THE TASK.
Copy out each line of the data that holds the word "income".

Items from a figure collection
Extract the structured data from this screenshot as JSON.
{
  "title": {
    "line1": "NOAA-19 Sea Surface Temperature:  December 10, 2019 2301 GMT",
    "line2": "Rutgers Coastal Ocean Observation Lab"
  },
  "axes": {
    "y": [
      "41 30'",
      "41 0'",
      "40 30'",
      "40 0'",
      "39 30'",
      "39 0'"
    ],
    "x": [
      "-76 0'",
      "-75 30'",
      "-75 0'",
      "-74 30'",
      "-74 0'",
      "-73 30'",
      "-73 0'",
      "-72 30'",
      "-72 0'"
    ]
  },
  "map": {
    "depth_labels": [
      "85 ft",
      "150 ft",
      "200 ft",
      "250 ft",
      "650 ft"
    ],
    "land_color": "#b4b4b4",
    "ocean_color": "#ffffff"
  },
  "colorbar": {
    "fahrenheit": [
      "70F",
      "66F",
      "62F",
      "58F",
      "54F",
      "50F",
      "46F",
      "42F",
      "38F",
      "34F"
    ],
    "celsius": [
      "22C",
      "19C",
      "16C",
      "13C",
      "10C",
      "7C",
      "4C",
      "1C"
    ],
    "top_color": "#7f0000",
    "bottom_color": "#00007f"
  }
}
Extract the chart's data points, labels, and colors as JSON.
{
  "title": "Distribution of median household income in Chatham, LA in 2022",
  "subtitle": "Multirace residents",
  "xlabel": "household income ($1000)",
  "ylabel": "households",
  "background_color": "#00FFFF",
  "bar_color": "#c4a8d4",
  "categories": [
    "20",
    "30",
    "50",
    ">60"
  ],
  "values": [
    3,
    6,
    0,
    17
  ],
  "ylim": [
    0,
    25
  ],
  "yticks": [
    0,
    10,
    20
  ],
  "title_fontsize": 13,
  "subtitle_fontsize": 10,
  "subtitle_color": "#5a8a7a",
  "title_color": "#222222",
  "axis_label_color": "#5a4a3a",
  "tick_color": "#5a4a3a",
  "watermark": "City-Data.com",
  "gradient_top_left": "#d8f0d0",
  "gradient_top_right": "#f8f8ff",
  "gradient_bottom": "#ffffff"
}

TASK RESPONSE.
  "title": "Distribution of median household income in Chatham, LA in 2022",
  "xlabel": "household income ($1000)",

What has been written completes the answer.